Your task is to reproduce the entries below word for word.

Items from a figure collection
— Start —

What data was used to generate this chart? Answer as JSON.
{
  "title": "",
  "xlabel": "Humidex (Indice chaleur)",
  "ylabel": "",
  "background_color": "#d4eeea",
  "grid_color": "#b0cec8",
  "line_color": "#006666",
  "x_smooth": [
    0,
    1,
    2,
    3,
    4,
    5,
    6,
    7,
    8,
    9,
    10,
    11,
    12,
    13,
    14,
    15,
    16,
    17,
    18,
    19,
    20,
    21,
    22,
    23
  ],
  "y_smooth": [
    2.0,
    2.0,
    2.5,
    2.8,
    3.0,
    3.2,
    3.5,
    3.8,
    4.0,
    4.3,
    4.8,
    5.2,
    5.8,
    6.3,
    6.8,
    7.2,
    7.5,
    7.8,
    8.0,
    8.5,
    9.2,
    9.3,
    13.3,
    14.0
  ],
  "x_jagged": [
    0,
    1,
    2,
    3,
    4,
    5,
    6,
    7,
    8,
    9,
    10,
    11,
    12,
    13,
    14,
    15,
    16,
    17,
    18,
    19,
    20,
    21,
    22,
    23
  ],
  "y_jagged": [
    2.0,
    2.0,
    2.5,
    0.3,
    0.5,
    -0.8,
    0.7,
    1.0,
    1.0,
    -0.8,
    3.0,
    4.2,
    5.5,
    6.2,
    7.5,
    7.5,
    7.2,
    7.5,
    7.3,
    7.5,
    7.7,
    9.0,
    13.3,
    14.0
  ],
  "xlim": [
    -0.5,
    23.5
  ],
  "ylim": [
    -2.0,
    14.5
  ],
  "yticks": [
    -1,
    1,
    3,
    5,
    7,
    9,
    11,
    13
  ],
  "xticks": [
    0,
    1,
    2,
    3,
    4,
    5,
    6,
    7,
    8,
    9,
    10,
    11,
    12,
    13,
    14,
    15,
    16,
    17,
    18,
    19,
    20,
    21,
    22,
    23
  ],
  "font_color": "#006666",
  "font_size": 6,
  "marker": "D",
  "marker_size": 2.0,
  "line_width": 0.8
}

— End —

Exercise result
What data was used to generate this chart? Answer as JSON.
{
  "title": "",
  "xlabel": "Humidex (Indice chaleur)",
  "ylabel": "",
  "background_color": "#d4eeea",
  "grid_color": "#b0cec8",
  "line_color": "#006666",
  "x_smooth": [
    0,
    1,
    2,
    3,
    4,
    5,
    6,
    7,
    8,
    9,
    10,
    11,
    12,
    13,
    14,
    15,
    16,
    17,
    18,
    19,
    20,
    21,
    22,
    23
  ],
  "y_smooth": [
    2.0,
    2.0,
    2.5,
    2.8,
    3.0,
    3.2,
    3.5,
    3.8,
    4.0,
    4.3,
    4.8,
    5.2,
    5.8,
    6.3,
    6.8,
    7.2,
    7.5,
    7.8,
    8.0,
    8.5,
    9.2,
    9.3,
    13.3,
    14.0
  ],
  "x_jagged": [
    0,
    1,
    2,
    3,
    4,
    5,
    6,
    7,
    8,
    9,
    10,
    11,
    12,
    13,
    14,
    15,
    16,
    17,
    18,
    19,
    20,
    21,
    22,
    23
  ],
  "y_jagged": [
    2.0,
    2.0,
    2.5,
    0.3,
    0.5,
    -0.8,
    0.7,
    1.0,
    1.0,
    -0.8,
    3.0,
    4.2,
    5.5,
    6.2,
    7.5,
    7.5,
    7.2,
    7.5,
    7.3,
    7.5,
    7.7,
    9.0,
    13.3,
    14.0
  ],
  "xlim": [
    -0.5,
    23.5
  ],
  "ylim": [
    -2.0,
    14.5
  ],
  "yticks": [
    -1,
    1,
    3,
    5,
    7,
    9,
    11,
    13
  ],
  "xticks": [
    0,
    1,
    2,
    3,
    4,
    5,
    6,
    7,
    8,
    9,
    10,
    11,
    12,
    13,
    14,
    15,
    16,
    17,
    18,
    19,
    20,
    21,
    22,
    23
  ],
  "font_color": "#006666",
  "font_size": 6,
  "marker": "D",
  "marker_size": 2.0,
  "line_width": 0.8
}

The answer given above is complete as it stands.